[start of Materials provided]

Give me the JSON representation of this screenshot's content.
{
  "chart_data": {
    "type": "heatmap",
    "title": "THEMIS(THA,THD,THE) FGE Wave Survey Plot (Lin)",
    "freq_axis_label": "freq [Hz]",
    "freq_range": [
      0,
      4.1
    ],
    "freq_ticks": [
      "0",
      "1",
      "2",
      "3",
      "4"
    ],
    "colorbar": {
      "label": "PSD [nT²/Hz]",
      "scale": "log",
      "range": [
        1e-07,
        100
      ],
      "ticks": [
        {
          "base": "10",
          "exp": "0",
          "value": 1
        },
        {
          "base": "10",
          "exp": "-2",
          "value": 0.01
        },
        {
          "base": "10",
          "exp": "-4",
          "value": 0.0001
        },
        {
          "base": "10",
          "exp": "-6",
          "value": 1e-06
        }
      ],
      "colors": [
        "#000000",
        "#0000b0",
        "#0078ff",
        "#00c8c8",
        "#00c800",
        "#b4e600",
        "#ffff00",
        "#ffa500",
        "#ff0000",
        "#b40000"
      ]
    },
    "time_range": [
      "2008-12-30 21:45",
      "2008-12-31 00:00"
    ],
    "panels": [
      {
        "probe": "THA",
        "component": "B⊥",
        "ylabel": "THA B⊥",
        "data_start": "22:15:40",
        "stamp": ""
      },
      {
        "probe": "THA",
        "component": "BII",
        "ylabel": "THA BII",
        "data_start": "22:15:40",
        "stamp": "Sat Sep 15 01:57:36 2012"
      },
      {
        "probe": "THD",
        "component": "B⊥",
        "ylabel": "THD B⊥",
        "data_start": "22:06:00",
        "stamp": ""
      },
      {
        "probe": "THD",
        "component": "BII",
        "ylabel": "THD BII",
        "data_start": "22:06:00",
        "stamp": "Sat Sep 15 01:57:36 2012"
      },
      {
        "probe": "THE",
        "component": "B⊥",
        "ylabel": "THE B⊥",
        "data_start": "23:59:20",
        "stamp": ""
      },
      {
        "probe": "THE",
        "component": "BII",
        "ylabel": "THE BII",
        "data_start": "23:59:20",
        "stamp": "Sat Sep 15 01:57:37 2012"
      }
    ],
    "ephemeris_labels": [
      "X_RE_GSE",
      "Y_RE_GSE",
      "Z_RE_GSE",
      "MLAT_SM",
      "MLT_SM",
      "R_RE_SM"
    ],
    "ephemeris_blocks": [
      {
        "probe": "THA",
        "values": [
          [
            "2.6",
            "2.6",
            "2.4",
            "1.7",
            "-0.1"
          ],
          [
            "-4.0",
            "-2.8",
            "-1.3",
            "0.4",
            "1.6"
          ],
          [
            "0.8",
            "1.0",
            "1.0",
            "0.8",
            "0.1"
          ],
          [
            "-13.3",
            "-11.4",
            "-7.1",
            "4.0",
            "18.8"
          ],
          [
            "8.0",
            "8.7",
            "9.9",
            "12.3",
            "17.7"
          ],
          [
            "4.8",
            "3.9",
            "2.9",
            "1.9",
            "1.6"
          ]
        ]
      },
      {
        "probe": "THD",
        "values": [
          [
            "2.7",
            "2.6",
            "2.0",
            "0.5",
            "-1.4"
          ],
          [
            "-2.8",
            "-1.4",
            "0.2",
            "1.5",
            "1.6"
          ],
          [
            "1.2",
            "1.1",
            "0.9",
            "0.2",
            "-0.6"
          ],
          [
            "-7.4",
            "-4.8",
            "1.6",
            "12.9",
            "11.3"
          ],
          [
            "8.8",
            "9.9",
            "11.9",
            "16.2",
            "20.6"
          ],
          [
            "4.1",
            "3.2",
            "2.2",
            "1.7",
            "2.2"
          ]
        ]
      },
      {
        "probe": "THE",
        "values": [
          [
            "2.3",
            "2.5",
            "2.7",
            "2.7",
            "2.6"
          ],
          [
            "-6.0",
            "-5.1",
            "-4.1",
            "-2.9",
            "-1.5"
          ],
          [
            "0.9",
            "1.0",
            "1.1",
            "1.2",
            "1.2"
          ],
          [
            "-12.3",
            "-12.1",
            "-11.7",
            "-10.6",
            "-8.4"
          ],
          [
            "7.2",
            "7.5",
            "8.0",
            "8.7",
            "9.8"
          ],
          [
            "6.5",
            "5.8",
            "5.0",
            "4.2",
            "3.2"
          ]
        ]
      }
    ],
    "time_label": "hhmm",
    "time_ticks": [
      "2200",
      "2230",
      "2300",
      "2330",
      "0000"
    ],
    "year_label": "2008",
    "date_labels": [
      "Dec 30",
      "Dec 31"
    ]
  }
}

[end of Materials provided]

● Work to be completed:
All of the entries above need to be reproduced exactly.

● Written response:
Give me the JSON representation of this screenshot's content.
{
  "chart_data": {
    "type": "heatmap",
    "title": "THEMIS(THA,THD,THE) FGE Wave Survey Plot (Lin)",
    "freq_axis_label": "freq [Hz]",
    "freq_range": [
      0,
      4.1
    ],
    "freq_ticks": [
      "0",
      "1",
      "2",
      "3",
      "4"
    ],
    "colorbar": {
      "label": "PSD [nT²/Hz]",
      "scale": "log",
      "range": [
        1e-07,
        100
      ],
      "ticks": [
        {
          "base": "10",
          "exp": "0",
          "value": 1
        },
        {
          "base": "10",
          "exp": "-2",
          "value": 0.01
        },
        {
          "base": "10",
          "exp": "-4",
          "value": 0.0001
        },
        {
          "base": "10",
          "exp": "-6",
          "value": 1e-06
        }
      ],
      "colors": [
        "#000000",
        "#0000b0",
        "#0078ff",
        "#00c8c8",
        "#00c800",
        "#b4e600",
        "#ffff00",
        "#ffa500",
        "#ff0000",
        "#b40000"
      ]
    },
    "time_range": [
      "2008-12-30 21:45",
      "2008-12-31 00:00"
    ],
    "panels": [
      {
        "probe": "THA",
        "component": "B⊥",
        "ylabel": "THA B⊥",
        "data_start": "22:15:40",
        "stamp": ""
      },
      {
        "probe": "THA",
        "component": "BII",
        "ylabel": "THA BII",
        "data_start": "22:15:40",
        "stamp": "Sat Sep 15 01:57:36 2012"
      },
      {
        "probe": "THD",
        "component": "B⊥",
        "ylabel": "THD B⊥",
        "data_start": "22:06:00",
        "stamp": ""
      },
      {
        "probe": "THD",
        "component": "BII",
        "ylabel": "THD BII",
        "data_start": "22:06:00",
        "stamp": "Sat Sep 15 01:57:36 2012"
      },
      {
        "probe": "THE",
        "component": "B⊥",
        "ylabel": "THE B⊥",
        "data_start": "23:59:20",
        "stamp": ""
      },
      {
        "probe": "THE",
        "component": "BII",
        "ylabel": "THE BII",
        "data_start": "23:59:20",
        "stamp": "Sat Sep 15 01:57:37 2012"
      }
    ],
    "ephemeris_labels": [
      "X_RE_GSE",
      "Y_RE_GSE",
      "Z_RE_GSE",
      "MLAT_SM",
      "MLT_SM",
      "R_RE_SM"
    ],
    "ephemeris_blocks": [
      {
        "probe": "THA",
        "values": [
          [
            "2.6",
            "2.6",
            "2.4",
            "1.7",
            "-0.1"
          ],
          [
            "-4.0",
            "-2.8",
            "-1.3",
            "0.4",
            "1.6"
          ],
          [
            "0.8",
            "1.0",
            "1.0",
            "0.8",
            "0.1"
          ],
          [
            "-13.3",
            "-11.4",
            "-7.1",
            "4.0",
            "18.8"
          ],
          [
            "8.0",
            "8.7",
            "9.9",
            "12.3",
            "17.7"
          ],
          [
            "4.8",
            "3.9",
            "2.9",
            "1.9",
            "1.6"
          ]
        ]
      },
      {
        "probe": "THD",
        "values": [
          [
            "2.7",
            "2.6",
            "2.0",
            "0.5",
            "-1.4"
          ],
          [
            "-2.8",
            "-1.4",
            "0.2",
            "1.5",
            "1.6"
          ],
          [
            "1.2",
            "1.1",
            "0.9",
            "0.2",
            "-0.6"
          ],
          [
            "-7.4",
            "-4.8",
            "1.6",
            "12.9",
            "11.3"
          ],
          [
            "8.8",
            "9.9",
            "11.9",
            "16.2",
            "20.6"
          ],
          [
            "4.1",
            "3.2",
            "2.2",
            "1.7",
            "2.2"
          ]
        ]
      },
      {
        "probe": "THE",
        "values": [
          [
            "2.3",
            "2.5",
            "2.7",
            "2.7",
            "2.6"
          ],
          [
            "-6.0",
            "-5.1",
            "-4.1",
            "-2.9",
            "-1.5"
          ],
          [
            "0.9",
            "1.0",
            "1.1",
            "1.2",
            "1.2"
          ],
          [
            "-12.3",
            "-12.1",
            "-11.7",
            "-10.6",
            "-8.4"
          ],
          [
            "7.2",
            "7.5",
            "8.0",
            "8.7",
            "9.8"
          ],
          [
            "6.5",
            "5.8",
            "5.0",
            "4.2",
            "3.2"
          ]
        ]
      }
    ],
    "time_label": "hhmm",
    "time_ticks": [
      "2200",
      "2230",
      "2300",
      "2330",
      "0000"
    ],
    "year_label": "2008",
    "date_labels": [
      "Dec 30",
      "Dec 31"
    ]
  }
}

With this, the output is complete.